Exercise aim:
Give back the records below exactly, every one, with no pictures.

═════ Material shown

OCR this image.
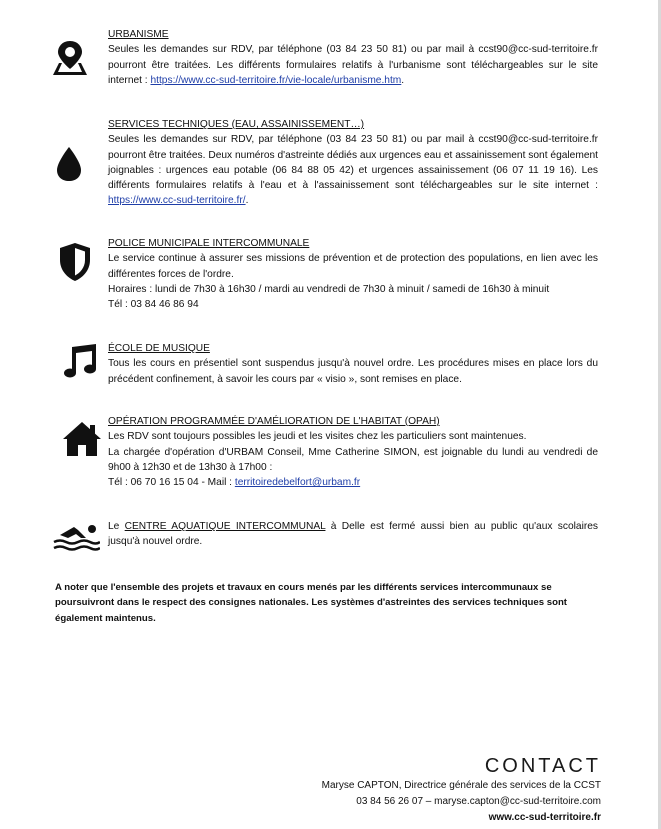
URBANISME

Seules les demandes sur RDV, par téléphone (03 84 23 50 81) ou par mail à ccst90@cc-sud-territoire.fr pourront être traitées. Les différents formulaires relatifs à l'urbanisme sont téléchargeables sur le site internet : https://www.cc-sud-territoire.fr/vie-locale/urbanisme.htm.

SERVICES TECHNIQUES (EAU, ASSAINISSEMENT…)

Seules les demandes sur RDV, par téléphone (03 84 23 50 81) ou par mail à ccst90@cc-sud-territoire.fr pourront être traitées. Deux numéros d'astreinte dédiés aux urgences eau et assainissement sont également joignables : urgences eau potable (06 84 88 05 42) et urgences assainissement (06 07 11 19 16). Les différents formulaires relatifs à l'eau et à l'assainissement sont téléchargeables sur le site internet : https://www.cc-sud-territoire.fr/.

POLICE MUNICIPALE INTERCOMMUNALE

Le service continue à assurer ses missions de prévention et de protection des populations, en lien avec les différentes forces de l'ordre.

Horaires : lundi de 7h30 à 16h30 / mardi au vendredi de 7h30 à minuit / samedi de 16h30 à minuit

Tél : 03 84 46 86 94

ÉCOLE DE MUSIQUE

Tous les cours en présentiel sont suspendus jusqu'à nouvel ordre. Les procédures mises en place lors du précédent confinement, à savoir les cours par « visio », sont remises en place.

OPÉRATION PROGRAMMÉE D'AMÉLIORATION DE L'HABITAT (OPAH)

Les RDV sont toujours possibles les jeudi et les visites chez les particuliers sont maintenues.

La chargée d'opération d'URBAM Conseil, Mme Catherine SIMON, est joignable du lundi au vendredi de 9h00 à 12h30 et de 13h30 à 17h00 :

Tél : 06 70 16 15 04 - Mail : territoiredebelfort@urbam.fr

Le CENTRE AQUATIQUE INTERCOMMUNAL à Delle est fermé aussi bien au public qu'aux scolaires jusqu'à nouvel ordre.

A noter que l'ensemble des projets et travaux en cours menés par les différents services intercommunaux se poursuivront dans le respect des consignes nationales. Les systèmes d'astreintes des services techniques sont également maintenus.
CONTACT
Maryse CAPTON, Directrice générale des services de la CCST
03 84 56 26 07 – maryse.capton@cc-sud-territoire.com
www.cc-sud-territoire.fr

══════════

Full response:
OCR this image.
URBANISME

Seules les demandes sur RDV, par téléphone (03 84 23 50 81) ou par mail à ccst90@cc-sud-territoire.fr pourront être traitées. Les différents formulaires relatifs à l'urbanisme sont téléchargeables sur le site internet : https://www.cc-sud-territoire.fr/vie-locale/urbanisme.htm.

SERVICES TECHNIQUES (EAU, ASSAINISSEMENT…)

Seules les demandes sur RDV, par téléphone (03 84 23 50 81) ou par mail à ccst90@cc-sud-territoire.fr pourront être traitées. Deux numéros d'astreinte dédiés aux urgences eau et assainissement sont également joignables : urgences eau potable (06 84 88 05 42) et urgences assainissement (06 07 11 19 16). Les différents formulaires relatifs à l'eau et à l'assainissement sont téléchargeables sur le site internet : https://www.cc-sud-territoire.fr/.

POLICE MUNICIPALE INTERCOMMUNALE

Le service continue à assurer ses missions de prévention et de protection des populations, en lien avec les différentes forces de l'ordre.

Horaires : lundi de 7h30 à 16h30 / mardi au vendredi de 7h30 à minuit / samedi de 16h30 à minuit

Tél : 03 84 46 86 94

ÉCOLE DE MUSIQUE

Tous les cours en présentiel sont suspendus jusqu'à nouvel ordre. Les procédures mises en place lors du précédent confinement, à savoir les cours par « visio », sont remises en place.

OPÉRATION PROGRAMMÉE D'AMÉLIORATION DE L'HABITAT (OPAH)

Les RDV sont toujours possibles les jeudi et les visites chez les particuliers sont maintenues.

La chargée d'opération d'URBAM Conseil, Mme Catherine SIMON, est joignable du lundi au vendredi de 9h00 à 12h30 et de 13h30 à 17h00 :

Tél : 06 70 16 15 04 - Mail : territoiredebelfort@urbam.fr

Le CENTRE AQUATIQUE INTERCOMMUNAL à Delle est fermé aussi bien au public qu'aux scolaires jusqu'à nouvel ordre.

A noter que l'ensemble des projets et travaux en cours menés par les différents services intercommunaux se poursuivront dans le respect des consignes nationales. Les systèmes d'astreintes des services techniques sont également maintenus.
CONTACT
Maryse CAPTON, Directrice générale des services de la CCST
03 84 56 26 07 – maryse.capton@cc-sud-territoire.com
www.cc-sud-territoire.fr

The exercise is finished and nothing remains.